DO THIS → Copy out the entries below in full and exactly.

___ DATASET ___

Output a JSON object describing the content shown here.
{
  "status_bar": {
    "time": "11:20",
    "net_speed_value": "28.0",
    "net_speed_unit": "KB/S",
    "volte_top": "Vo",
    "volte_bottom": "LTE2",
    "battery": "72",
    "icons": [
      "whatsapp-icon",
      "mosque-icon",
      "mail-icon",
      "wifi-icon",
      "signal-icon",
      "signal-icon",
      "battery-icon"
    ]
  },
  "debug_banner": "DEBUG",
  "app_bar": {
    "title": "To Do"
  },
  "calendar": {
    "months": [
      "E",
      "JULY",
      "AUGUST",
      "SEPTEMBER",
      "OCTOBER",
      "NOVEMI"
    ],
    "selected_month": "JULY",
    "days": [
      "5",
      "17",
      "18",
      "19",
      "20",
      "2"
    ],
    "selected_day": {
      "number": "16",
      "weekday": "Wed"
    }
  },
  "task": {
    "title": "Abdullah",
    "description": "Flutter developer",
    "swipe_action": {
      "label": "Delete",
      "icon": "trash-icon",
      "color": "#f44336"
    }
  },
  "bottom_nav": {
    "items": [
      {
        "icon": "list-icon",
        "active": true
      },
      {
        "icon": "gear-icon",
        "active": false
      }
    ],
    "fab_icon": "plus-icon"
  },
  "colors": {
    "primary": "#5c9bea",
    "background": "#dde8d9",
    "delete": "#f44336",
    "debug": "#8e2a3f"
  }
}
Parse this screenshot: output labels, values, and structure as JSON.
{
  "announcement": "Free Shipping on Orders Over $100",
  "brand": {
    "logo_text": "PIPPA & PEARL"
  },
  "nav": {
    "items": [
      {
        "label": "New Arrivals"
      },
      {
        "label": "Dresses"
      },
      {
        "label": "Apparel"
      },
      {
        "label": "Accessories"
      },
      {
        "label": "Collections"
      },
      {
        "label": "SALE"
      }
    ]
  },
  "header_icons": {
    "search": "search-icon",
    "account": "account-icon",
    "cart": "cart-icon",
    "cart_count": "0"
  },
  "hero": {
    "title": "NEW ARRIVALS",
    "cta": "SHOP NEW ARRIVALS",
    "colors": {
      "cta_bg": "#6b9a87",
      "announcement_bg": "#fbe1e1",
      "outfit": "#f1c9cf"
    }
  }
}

___

EXERCISE RESULT →
Output a JSON object describing the content shown here.
{
  "status_bar": {
    "time": "11:20",
    "net_speed_value": "28.0",
    "net_speed_unit": "KB/S",
    "volte_top": "Vo",
    "volte_bottom": "LTE2",
    "battery": "72",
    "icons": [
      "whatsapp-icon",
      "mosque-icon",
      "mail-icon",
      "wifi-icon",
      "signal-icon",
      "signal-icon",
      "battery-icon"
    ]
  },
  "debug_banner": "DEBUG",
  "app_bar": {
    "title": "To Do"
  },
  "calendar": {
    "months": [
      "E",
      "JULY",
      "AUGUST",
      "SEPTEMBER",
      "OCTOBER",
      "NOVEMI"
    ],
    "selected_month": "JULY",
    "days": [
      "5",
      "17",
      "18",
      "19",
      "20",
      "2"
    ],
    "selected_day": {
      "number": "16",
      "weekday": "Wed"
    }
  },
  "task": {
    "title": "Abdullah",
    "description": "Flutter developer",
    "swipe_action": {
      "label": "Delete",
      "icon": "trash-icon",
      "color": "#f44336"
    }
  },
  "bottom_nav": {
    "items": [
      {
        "icon": "list-icon",
        "active": true
      },
      {
        "icon": "gear-icon",
        "active": false
      }
    ],
    "fab_icon": "plus-icon"
  },
  "colors": {
    "primary": "#5c9bea",
    "background": "#dde8d9",
    "delete": "#f44336",
    "debug": "#8e2a3f"
  }
}
Parse this screenshot: output labels, values, and structure as JSON.
{
  "announcement": "Free Shipping on Orders Over $100",
  "brand": {
    "logo_text": "PIPPA & PEARL"
  },
  "nav": {
    "items": [
      {
        "label": "New Arrivals"
      },
      {
        "label": "Dresses"
      },
      {
        "label": "Apparel"
      },
      {
        "label": "Accessories"
      },
      {
        "label": "Collections"
      },
      {
        "label": "SALE"
      }
    ]
  },
  "header_icons": {
    "search": "search-icon",
    "account": "account-icon",
    "cart": "cart-icon",
    "cart_count": "0"
  },
  "hero": {
    "title": "NEW ARRIVALS",
    "cta": "SHOP NEW ARRIVALS",
    "colors": {
      "cta_bg": "#6b9a87",
      "announcement_bg": "#fbe1e1",
      "outfit": "#f1c9cf"
    }
  }
}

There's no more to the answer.